### [PROBLEM STATEMENT]
Copy all lines below exactly as written. Leave pictures out.

## BEGIN

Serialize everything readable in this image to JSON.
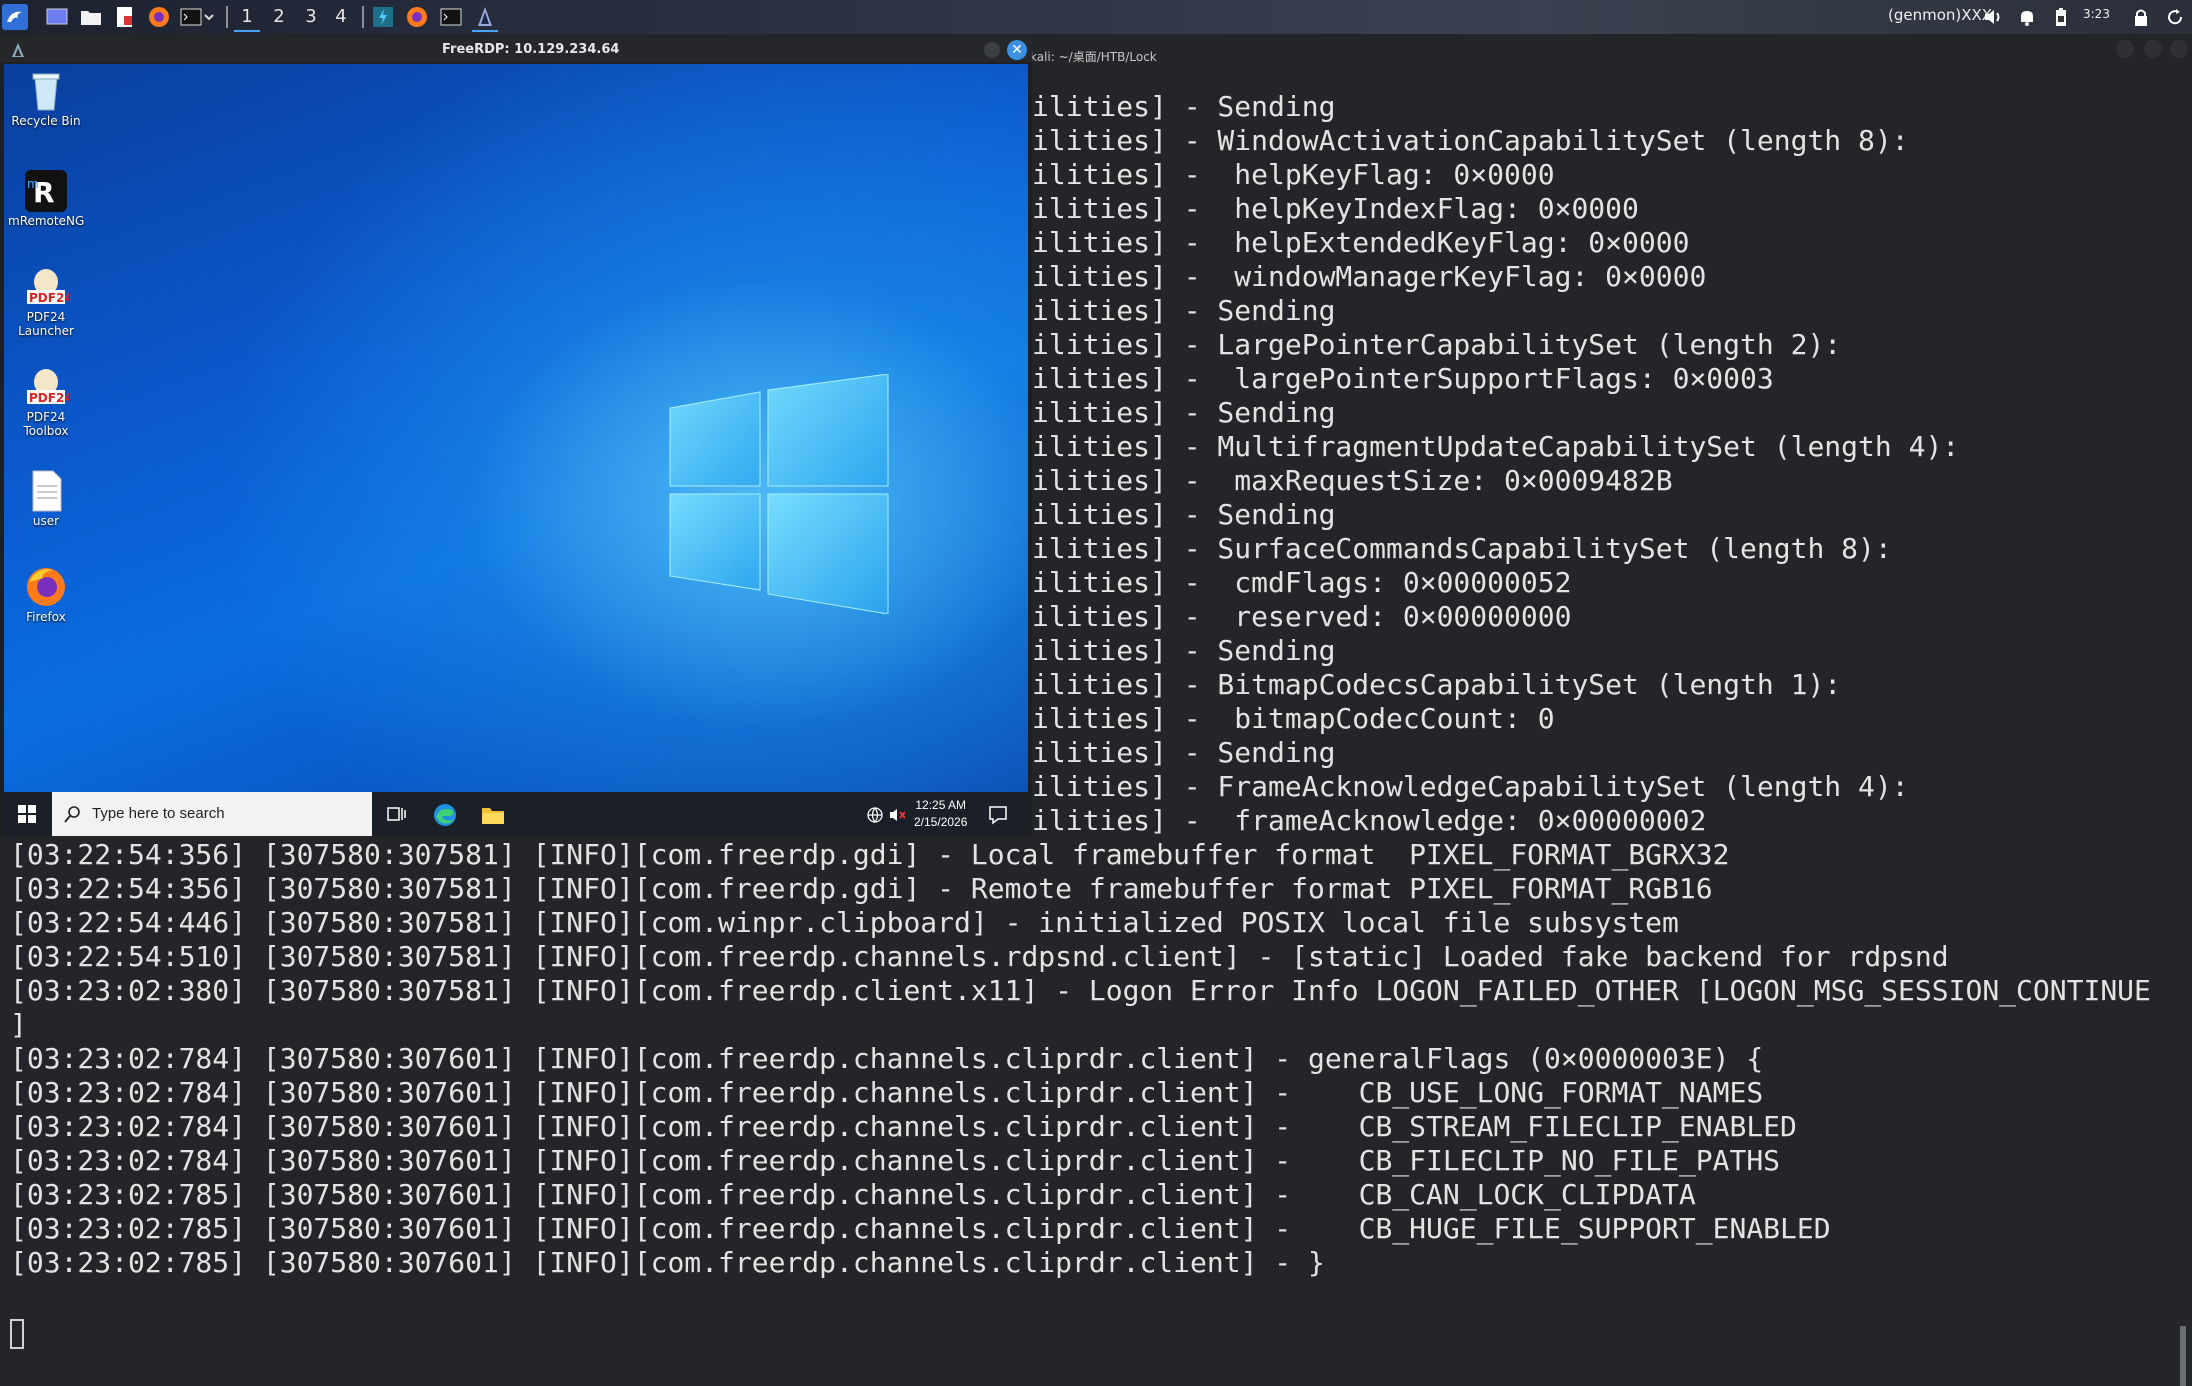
{
  "top_panel": {
    "workspaces": [
      "1",
      "2",
      "3",
      "4"
    ],
    "active_workspace": "1",
    "user": "(genmon)XXX",
    "time": "3:23"
  },
  "terminal": {
    "title": "kali: ~/桌面/HTB/Lock",
    "right_lines": [
      "ilities] - Sending",
      "ilities] - WindowActivationCapabilitySet (length 8):",
      "ilities] -  helpKeyFlag: 0×0000",
      "ilities] -  helpKeyIndexFlag: 0×0000",
      "ilities] -  helpExtendedKeyFlag: 0×0000",
      "ilities] -  windowManagerKeyFlag: 0×0000",
      "ilities] - Sending",
      "ilities] - LargePointerCapabilitySet (length 2):",
      "ilities] -  largePointerSupportFlags: 0×0003",
      "ilities] - Sending",
      "ilities] - MultifragmentUpdateCapabilitySet (length 4):",
      "ilities] -  maxRequestSize: 0×0009482B",
      "ilities] - Sending",
      "ilities] - SurfaceCommandsCapabilitySet (length 8):",
      "ilities] -  cmdFlags: 0×00000052",
      "ilities] -  reserved: 0×00000000",
      "ilities] - Sending",
      "ilities] - BitmapCodecsCapabilitySet (length 1):",
      "ilities] -  bitmapCodecCount: 0",
      "ilities] - Sending",
      "ilities] - FrameAcknowledgeCapabilitySet (length 4):",
      "ilities] -  frameAcknowledge: 0×00000002"
    ],
    "full_lines": [
      "[03:22:54:356] [307580:307581] [INFO][com.freerdp.gdi] - Local framebuffer format  PIXEL_FORMAT_BGRX32",
      "[03:22:54:356] [307580:307581] [INFO][com.freerdp.gdi] - Remote framebuffer format PIXEL_FORMAT_RGB16",
      "[03:22:54:446] [307580:307581] [INFO][com.winpr.clipboard] - initialized POSIX local file subsystem",
      "[03:22:54:510] [307580:307581] [INFO][com.freerdp.channels.rdpsnd.client] - [static] Loaded fake backend for rdpsnd",
      "[03:23:02:380] [307580:307581] [INFO][com.freerdp.client.x11] - Logon Error Info LOGON_FAILED_OTHER [LOGON_MSG_SESSION_CONTINUE",
      "]",
      "[03:23:02:784] [307580:307601] [INFO][com.freerdp.channels.cliprdr.client] - generalFlags (0×0000003E) {",
      "[03:23:02:784] [307580:307601] [INFO][com.freerdp.channels.cliprdr.client] -    CB_USE_LONG_FORMAT_NAMES",
      "[03:23:02:784] [307580:307601] [INFO][com.freerdp.channels.cliprdr.client] -    CB_STREAM_FILECLIP_ENABLED",
      "[03:23:02:784] [307580:307601] [INFO][com.freerdp.channels.cliprdr.client] -    CB_FILECLIP_NO_FILE_PATHS",
      "[03:23:02:785] [307580:307601] [INFO][com.freerdp.channels.cliprdr.client] -    CB_CAN_LOCK_CLIPDATA",
      "[03:23:02:785] [307580:307601] [INFO][com.freerdp.channels.cliprdr.client] -    CB_HUGE_FILE_SUPPORT_ENABLED",
      "[03:23:02:785] [307580:307601] [INFO][com.freerdp.channels.cliprdr.client] - }"
    ]
  },
  "rdp": {
    "title": "FreeRDP: 10.129.234.64",
    "desktop_icons": [
      {
        "label": "Recycle Bin",
        "icon": "recycle-bin-icon"
      },
      {
        "label": "mRemoteNG",
        "icon": "mremoteng-icon"
      },
      {
        "label": "PDF24 Launcher",
        "icon": "pdf24-launcher-icon"
      },
      {
        "label": "PDF24 Toolbox",
        "icon": "pdf24-toolbox-icon"
      },
      {
        "label": "user",
        "icon": "text-file-icon"
      },
      {
        "label": "Firefox",
        "icon": "firefox-icon"
      }
    ],
    "taskbar": {
      "search_placeholder": "Type here to search",
      "time": "12:25 AM",
      "date": "2/15/2026"
    }
  },
  "colors": {
    "terminal_bg": "#232528",
    "terminal_fg": "#e3e3e3",
    "accent": "#3d8fe0"
  }
}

## END

### [OUTPUT]
Serialize everything readable in this image to JSON.
{
  "top_panel": {
    "workspaces": [
      "1",
      "2",
      "3",
      "4"
    ],
    "active_workspace": "1",
    "user": "(genmon)XXX",
    "time": "3:23"
  },
  "terminal": {
    "title": "kali: ~/桌面/HTB/Lock",
    "right_lines": [
      "ilities] - Sending",
      "ilities] - WindowActivationCapabilitySet (length 8):",
      "ilities] -  helpKeyFlag: 0×0000",
      "ilities] -  helpKeyIndexFlag: 0×0000",
      "ilities] -  helpExtendedKeyFlag: 0×0000",
      "ilities] -  windowManagerKeyFlag: 0×0000",
      "ilities] - Sending",
      "ilities] - LargePointerCapabilitySet (length 2):",
      "ilities] -  largePointerSupportFlags: 0×0003",
      "ilities] - Sending",
      "ilities] - MultifragmentUpdateCapabilitySet (length 4):",
      "ilities] -  maxRequestSize: 0×0009482B",
      "ilities] - Sending",
      "ilities] - SurfaceCommandsCapabilitySet (length 8):",
      "ilities] -  cmdFlags: 0×00000052",
      "ilities] -  reserved: 0×00000000",
      "ilities] - Sending",
      "ilities] - BitmapCodecsCapabilitySet (length 1):",
      "ilities] -  bitmapCodecCount: 0",
      "ilities] - Sending",
      "ilities] - FrameAcknowledgeCapabilitySet (length 4):",
      "ilities] -  frameAcknowledge: 0×00000002"
    ],
    "full_lines": [
      "[03:22:54:356] [307580:307581] [INFO][com.freerdp.gdi] - Local framebuffer format  PIXEL_FORMAT_BGRX32",
      "[03:22:54:356] [307580:307581] [INFO][com.freerdp.gdi] - Remote framebuffer format PIXEL_FORMAT_RGB16",
      "[03:22:54:446] [307580:307581] [INFO][com.winpr.clipboard] - initialized POSIX local file subsystem",
      "[03:22:54:510] [307580:307581] [INFO][com.freerdp.channels.rdpsnd.client] - [static] Loaded fake backend for rdpsnd",
      "[03:23:02:380] [307580:307581] [INFO][com.freerdp.client.x11] - Logon Error Info LOGON_FAILED_OTHER [LOGON_MSG_SESSION_CONTINUE",
      "]",
      "[03:23:02:784] [307580:307601] [INFO][com.freerdp.channels.cliprdr.client] - generalFlags (0×0000003E) {",
      "[03:23:02:784] [307580:307601] [INFO][com.freerdp.channels.cliprdr.client] -    CB_USE_LONG_FORMAT_NAMES",
      "[03:23:02:784] [307580:307601] [INFO][com.freerdp.channels.cliprdr.client] -    CB_STREAM_FILECLIP_ENABLED",
      "[03:23:02:784] [307580:307601] [INFO][com.freerdp.channels.cliprdr.client] -    CB_FILECLIP_NO_FILE_PATHS",
      "[03:23:02:785] [307580:307601] [INFO][com.freerdp.channels.cliprdr.client] -    CB_CAN_LOCK_CLIPDATA",
      "[03:23:02:785] [307580:307601] [INFO][com.freerdp.channels.cliprdr.client] -    CB_HUGE_FILE_SUPPORT_ENABLED",
      "[03:23:02:785] [307580:307601] [INFO][com.freerdp.channels.cliprdr.client] - }"
    ]
  },
  "rdp": {
    "title": "FreeRDP: 10.129.234.64",
    "desktop_icons": [
      {
        "label": "Recycle Bin",
        "icon": "recycle-bin-icon"
      },
      {
        "label": "mRemoteNG",
        "icon": "mremoteng-icon"
      },
      {
        "label": "PDF24 Launcher",
        "icon": "pdf24-launcher-icon"
      },
      {
        "label": "PDF24 Toolbox",
        "icon": "pdf24-toolbox-icon"
      },
      {
        "label": "user",
        "icon": "text-file-icon"
      },
      {
        "label": "Firefox",
        "icon": "firefox-icon"
      }
    ],
    "taskbar": {
      "search_placeholder": "Type here to search",
      "time": "12:25 AM",
      "date": "2/15/2026"
    }
  },
  "colors": {
    "terminal_bg": "#232528",
    "terminal_fg": "#e3e3e3",
    "accent": "#3d8fe0"
  }
}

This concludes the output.